* _Exercise goal_
For the material that follows, list every line containing the word "exploração".

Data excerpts
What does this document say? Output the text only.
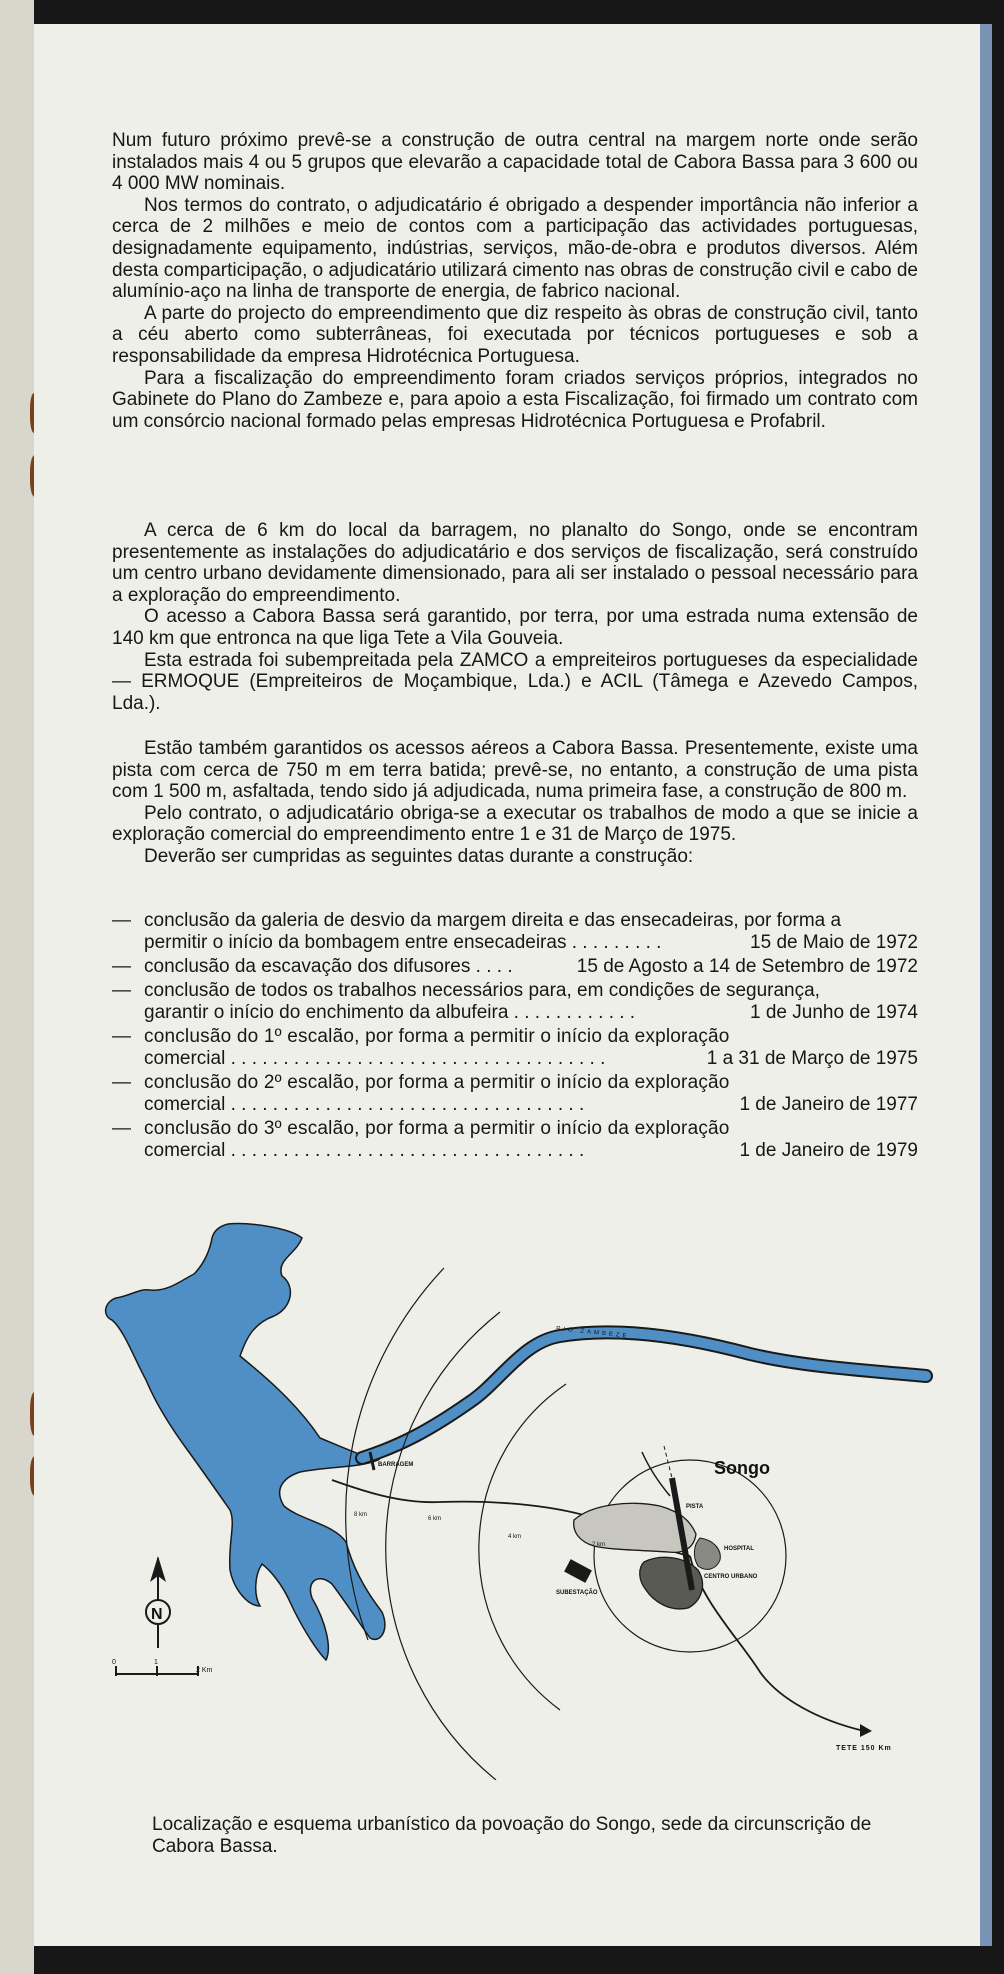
Num futuro próximo prevê-se a construção de outra central na margem norte onde serão instalados mais 4 ou 5 grupos que elevarão a capacidade total de Cabora Bassa para 3 600 ou 4 000 MW nominais.

Nos termos do contrato, o adjudicatário é obrigado a despender importância não inferior a cerca de 2 milhões e meio de contos com a participação das actividades portuguesas, designadamente equipamento, indústrias, serviços, mão-de-obra e produtos diversos. Além desta comparticipação, o adjudicatário utilizará cimento nas obras de construção civil e cabo de alumínio-aço na linha de transporte de energia, de fabrico nacional.

A parte do projecto do empreendimento que diz respeito às obras de construção civil, tanto a céu aberto como subterrâneas, foi executada por técnicos portugueses e sob a responsabilidade da empresa Hidrotécnica Portuguesa.

Para a fiscalização do empreendimento foram criados serviços próprios, integrados no Gabinete do Plano do Zambeze e, para apoio a esta Fiscalização, foi firmado um contrato com um consórcio nacional formado pelas empresas Hidrotécnica Portuguesa e Profabril.

A cerca de 6 km do local da barragem, no planalto do Songo, onde se encontram presentemente as instalações do adjudicatário e dos serviços de fiscalização, será construído um centro urbano devidamente dimensionado, para ali ser instalado o pessoal necessário para a exploração do empreendimento.

O acesso a Cabora Bassa será garantido, por terra, por uma estrada numa extensão de 140 km que entronca na que liga Tete a Vila Gouveia.

Esta estrada foi subempreitada pela ZAMCO a empreiteiros portugueses da especialidade — ERMOQUE (Empreiteiros de Moçambique, Lda.) e ACIL (Tâmega e Azevedo Campos, Lda.).

Estão também garantidos os acessos aéreos a Cabora Bassa. Presentemente, existe uma pista com cerca de 750 m em terra batida; prevê-se, no entanto, a construção de uma pista com 1 500 m, asfaltada, tendo sido já adjudicada, numa primeira fase, a construção de 800 m.

Pelo contrato, o adjudicatário obriga-se a executar os trabalhos de modo a que se inicie a exploração comercial do empreendimento entre 1 e 31 de Março de 1975.

Deverão ser cumpridas as seguintes datas durante a construção:

— conclusão da galeria de desvio da margem direita e das ensecadeiras, por forma a
permitir o início da bombagem entre ensecadeiras . . . . . . . . .	15 de Maio de 1972
— conclusão da escavação dos difusores . . . .	15 de Agosto a 14 de Setembro de 1972
— conclusão de todos os trabalhos necessários para, em condições de segurança,
garantir o início do enchimento da albufeira . . . . . . . . . . . .	1 de Junho de 1974
— conclusão do 1º escalão, por forma a permitir o início da exploração
comercial . . . . . . . . . . . . . . . . . . . . . . . . . . . . . . . . . . . .	1 a 31 de Março de 1975
— conclusão do 2º escalão, por forma a permitir o início da exploração
comercial . . . . . . . . . . . . . . . . . . . . . . . . . . . . . . . . . .	1 de Janeiro de 1977
— conclusão do 3º escalão, por forma a permitir o início da exploração
comercial . . . . . . . . . . . . . . . . . . . . . . . . . . . . . . . . . .	1 de Janeiro de 1979
N
0	1
2 Km
Songo
RIO ZAMBEZE
BARRAGEM
PISTA
HOSPITAL
CENTRO URBANO
SUBESTAÇÃO
TETE 150 Km
2 km
4 km
6 km
8 km
Localização e esquema urbanístico da povoação do Songo, sede da circunscrição de Cabora Bassa.
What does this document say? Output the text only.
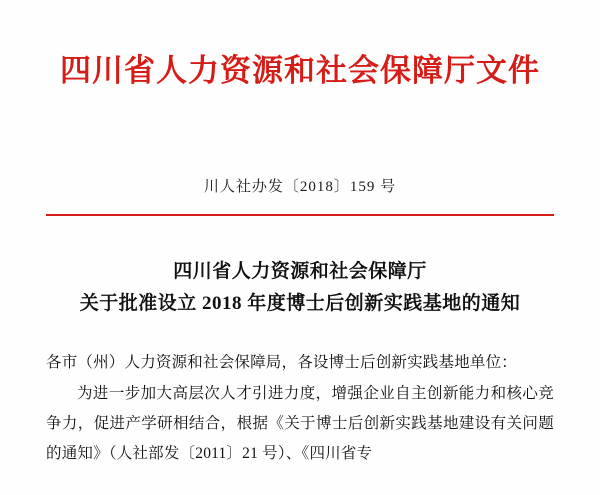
四川省人力资源和社会保障厅文件
川人社办发〔2018〕159 号
四川省人力资源和社会保障厅
关于批准设立 2018 年度博士后创新实践基地的通知

各市（州）人力资源和社会保障局，各设博士后创新实践基地单位：

为进一步加大高层次人才引进力度，增强企业自主创新能力和核心竞争力，促进产学研相结合，根据《关于博士后创新实践基地建设有关问题的通知》（人社部发〔2011〕21 号）、《四川省专
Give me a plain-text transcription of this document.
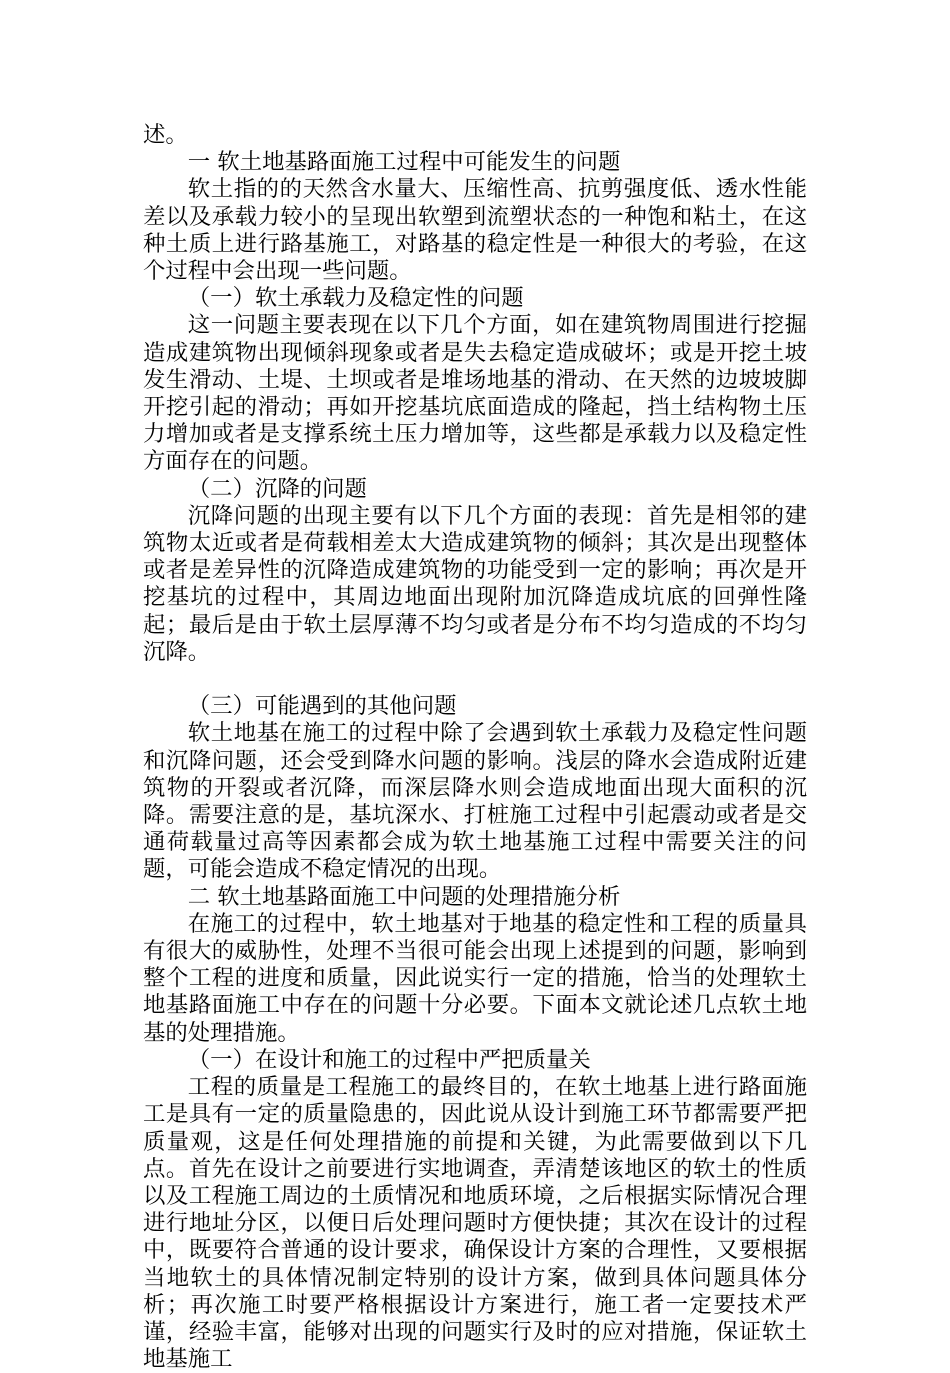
述。

一 软土地基路面施工过程中可能发生的问题

软土指的的天然含水量大、压缩性高、抗剪强度低、透水性能差以及承载力较小的呈现出软塑到流塑状态的一种饱和粘土，在这种土质上进行路基施工，对路基的稳定性是一种很大的考验，在这个过程中会出现一些问题。

（一）软土承载力及稳定性的问题

这一问题主要表现在以下几个方面，如在建筑物周围进行挖掘造成建筑物出现倾斜现象或者是失去稳定造成破坏；或是开挖土坡发生滑动、土堤、土坝或者是堆场地基的滑动、在天然的边坡坡脚开挖引起的滑动；再如开挖基坑底面造成的隆起，挡土结构物土压力增加或者是支撑系统土压力增加等，这些都是承载力以及稳定性方面存在的问题。

（二）沉降的问题

沉降问题的出现主要有以下几个方面的表现：首先是相邻的建筑物太近或者是荷载相差太大造成建筑物的倾斜；其次是出现整体或者是差异性的沉降造成建筑物的功能受到一定的影响；再次是开挖基坑的过程中，其周边地面出现附加沉降造成坑底的回弹性隆起；最后是由于软土层厚薄不均匀或者是分布不均匀造成的不均匀沉降。

（三）可能遇到的其他问题

软土地基在施工的过程中除了会遇到软土承载力及稳定性问题和沉降问题，还会受到降水问题的影响。浅层的降水会造成附近建筑物的开裂或者沉降，而深层降水则会造成地面出现大面积的沉降。需要注意的是，基坑深水、打桩施工过程中引起震动或者是交通荷载量过高等因素都会成为软土地基施工过程中需要关注的问题，可能会造成不稳定情况的出现。

二 软土地基路面施工中问题的处理措施分析

在施工的过程中，软土地基对于地基的稳定性和工程的质量具有很大的威胁性，处理不当很可能会出现上述提到的问题，影响到整个工程的进度和质量，因此说实行一定的措施，恰当的处理软土地基路面施工中存在的问题十分必要。下面本文就论述几点软土地基的处理措施。

（一）在设计和施工的过程中严把质量关

工程的质量是工程施工的最终目的，在软土地基上进行路面施工是具有一定的质量隐患的，因此说从设计到施工环节都需要严把质量观，这是任何处理措施的前提和关键，为此需要做到以下几点。首先在设计之前要进行实地调查，弄清楚该地区的软土的性质以及工程施工周边的土质情况和地质环境，之后根据实际情况合理进行地址分区，以便日后处理问题时方便快捷；其次在设计的过程中，既要符合普通的设计要求，确保设计方案的合理性，又要根据当地软土的具体情况制定特别的设计方案，做到具体问题具体分析；再次施工时要严格根据设计方案进行，施工者一定要技术严谨，经验丰富，能够对出现的问题实行及时的应对措施，保证软土地基施工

* _Correct output_
A cerca de 6 km do local da barragem, no planalto do Songo, onde se encontram presentemente as instalações do adjudicatário e dos serviços de fiscalização, será construído um centro urbano devidamente dimensionado, para ali ser instalado o pessoal necessário para a exploração do empreendimento.
Pelo contrato, o adjudicatário obriga-se a executar os trabalhos de modo a que se inicie a exploração comercial do empreendimento entre 1 e 31 de Março de 1975.
— conclusão do 1º escalão, por forma a permitir o início da exploração
— conclusão do 2º escalão, por forma a permitir o início da exploração
— conclusão do 3º escalão, por forma a permitir o início da exploração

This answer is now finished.